What to produce:
Your task is to repeat the entries word for word while leaving out the pictures.

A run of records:
-*-*-

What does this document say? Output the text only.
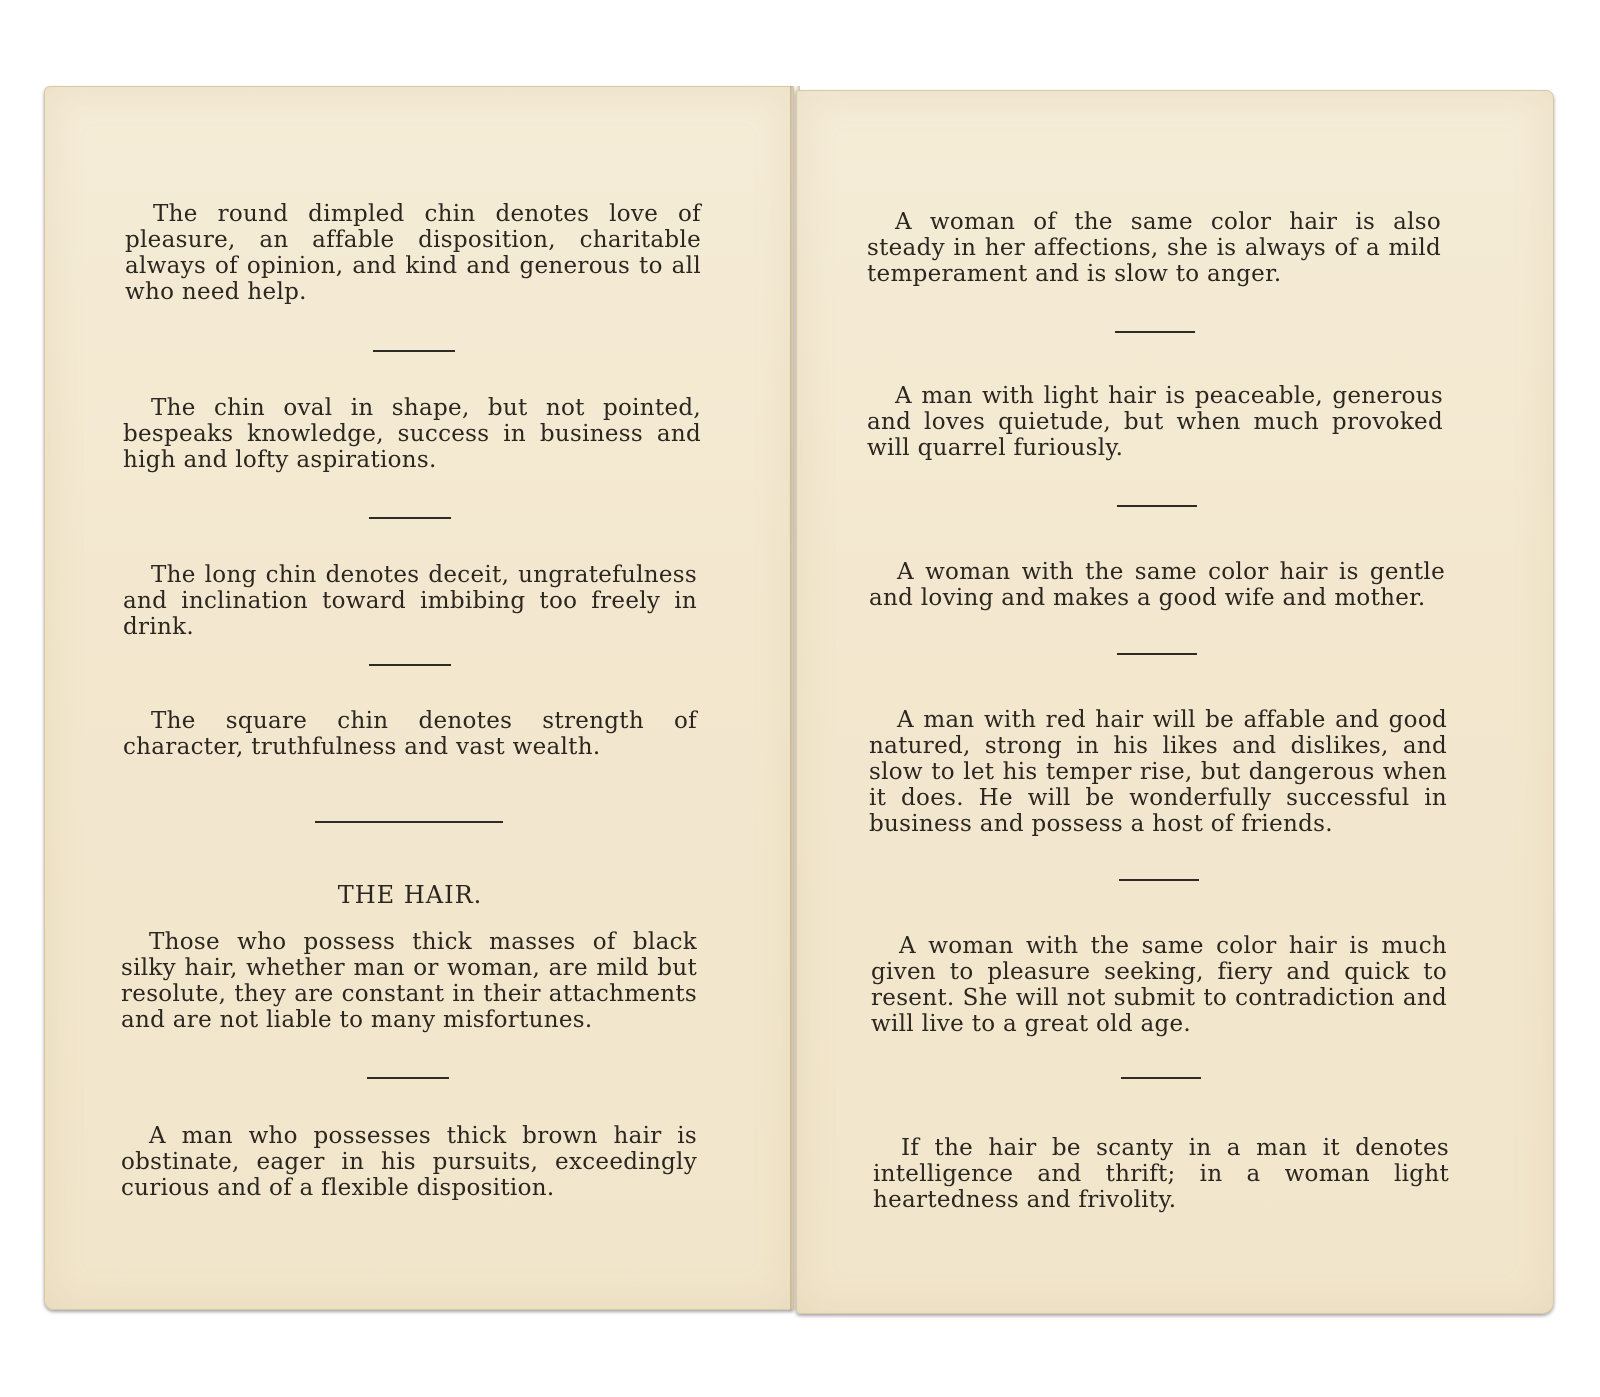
The round dimpled chin denotes love of pleasure, an affable disposition, charitable always of opinion, and kind and generous to all who need help.

The chin oval in shape, but not pointed, bespeaks knowledge, success in business and high and lofty aspirations.

The long chin denotes deceit, ungratefulness and inclination toward imbibing too freely in drink.

The square chin denotes strength of character, truthfulness and vast wealth.

THE HAIR.

Those who possess thick masses of black silky hair, whether man or woman, are mild but resolute, they are constant in their attachments and are not liable to many misfortunes.

A man who possesses thick brown hair is obstinate, eager in his pursuits, exceedingly curious and of a flexible disposition.

A woman of the same color hair is also steady in her affections, she is always of a mild temperament and is slow to anger.

A man with light hair is peaceable, generous and loves quietude, but when much provoked will quarrel furiously.

A woman with the same color hair is gentle and loving and makes a good wife and mother.

A man with red hair will be affable and good natured, strong in his likes and dislikes, and slow to let his temper rise, but dangerous when it does. He will be wonderfully successful in business and possess a host of friends.

A woman with the same color hair is much given to pleasure seeking, fiery and quick to resent. She will not submit to contradiction and will live to a great old age.

If the hair be scanty in a man it denotes intelligence and thrift; in a woman light heartedness and frivolity.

-*-*-

Task response:
What does this document say? Output the text only.
The round dimpled chin denotes love of pleasure, an affable disposition, charitable always of opinion, and kind and generous to all who need help.

The chin oval in shape, but not pointed, bespeaks knowledge, success in business and high and lofty aspirations.

The long chin denotes deceit, ungratefulness and inclination toward imbibing too freely in drink.

The square chin denotes strength of character, truthfulness and vast wealth.

THE HAIR.

Those who possess thick masses of black silky hair, whether man or woman, are mild but resolute, they are constant in their attachments and are not liable to many misfortunes.

A man who possesses thick brown hair is obstinate, eager in his pursuits, exceedingly curious and of a flexible disposition.

A woman of the same color hair is also steady in her affections, she is always of a mild temperament and is slow to anger.

A man with light hair is peaceable, generous and loves quietude, but when much provoked will quarrel furiously.

A woman with the same color hair is gentle and loving and makes a good wife and mother.

A man with red hair will be affable and good natured, strong in his likes and dislikes, and slow to let his temper rise, but dangerous when it does. He will be wonderfully successful in business and possess a host of friends.

A woman with the same color hair is much given to pleasure seeking, fiery and quick to resent. She will not submit to contradiction and will live to a great old age.

If the hair be scanty in a man it denotes intelligence and thrift; in a woman light heartedness and frivolity.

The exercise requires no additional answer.